[Records that describe figures]
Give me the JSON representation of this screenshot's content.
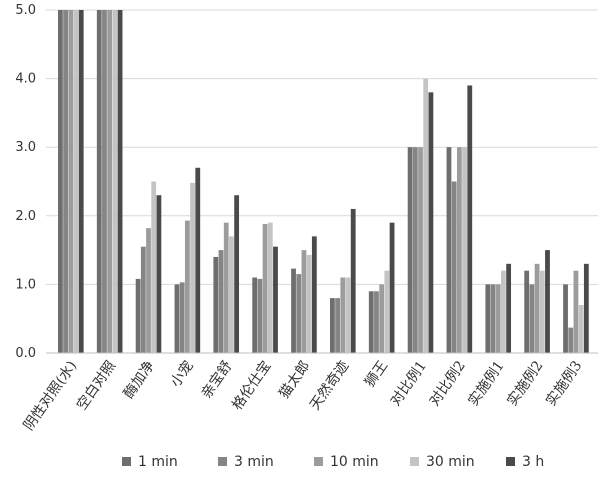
{
  "chart_data": {
    "type": "bar",
    "categories": [
      "阴性对照(水)",
      "空白对照",
      "酶加净",
      "小宠",
      "亲宝舒",
      "格伦仕宝",
      "猫太郎",
      "天然奇迹",
      "狮王",
      "对比例1",
      "对比例2",
      "实施例1",
      "实施例2",
      "实施例3"
    ],
    "series": [
      {
        "name": "1 min",
        "color": "#6e6e6e",
        "values": [
          5.0,
          5.0,
          1.08,
          1.0,
          1.4,
          1.1,
          1.23,
          0.8,
          0.9,
          3.0,
          3.0,
          1.0,
          1.2,
          1.0
        ]
      },
      {
        "name": "3 min",
        "color": "#858585",
        "values": [
          5.0,
          5.0,
          1.55,
          1.03,
          1.5,
          1.08,
          1.15,
          0.8,
          0.9,
          3.0,
          2.5,
          1.0,
          1.0,
          0.37
        ]
      },
      {
        "name": "10 min",
        "color": "#9c9c9c",
        "values": [
          5.0,
          5.0,
          1.82,
          1.93,
          1.9,
          1.88,
          1.5,
          1.1,
          1.0,
          3.0,
          3.0,
          1.0,
          1.3,
          1.2
        ]
      },
      {
        "name": "30 min",
        "color": "#c4c4c4",
        "values": [
          5.0,
          5.0,
          2.5,
          2.48,
          1.7,
          1.9,
          1.43,
          1.1,
          1.2,
          4.0,
          3.0,
          1.2,
          1.2,
          0.7
        ]
      },
      {
        "name": "3 h",
        "color": "#4a4a4a",
        "values": [
          5.0,
          5.0,
          2.3,
          2.7,
          2.3,
          1.55,
          1.7,
          2.1,
          1.9,
          3.8,
          3.9,
          1.3,
          1.5,
          1.3
        ]
      }
    ],
    "yticks": [
      "0.0",
      "1.0",
      "2.0",
      "3.0",
      "4.0",
      "5.0"
    ],
    "ylim": [
      0,
      5
    ],
    "grid": true,
    "legend_position": "bottom"
  }
}
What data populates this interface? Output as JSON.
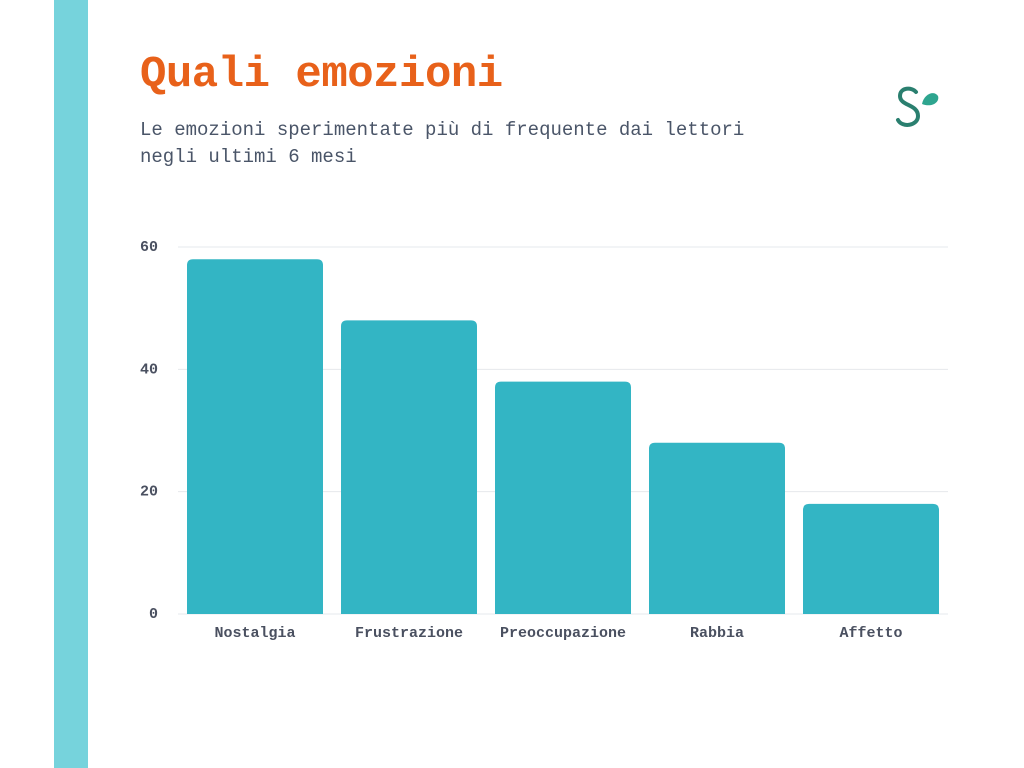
{
  "chart_data": {
    "type": "bar",
    "title": "Quali emozioni",
    "subtitle": "Le emozioni sperimentate più di frequente dai lettori negli ultimi 6 mesi",
    "categories": [
      "Nostalgia",
      "Frustrazione",
      "Preoccupazione",
      "Rabbia",
      "Affetto"
    ],
    "values": [
      58,
      48,
      38,
      28,
      18
    ],
    "color": "#33b5c4",
    "ylim": [
      0,
      60
    ],
    "yticks": [
      0,
      20,
      40,
      60
    ],
    "grid": true
  }
}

> **EXERCISE DETAILS**
List all lines from the entries that include the word "name".

> **REPLY TO THE TASK**
        "name": "1 min",
        "name": "3 min",
        "name": "10 min",
        "name": "30 min",
        "name": "3 h",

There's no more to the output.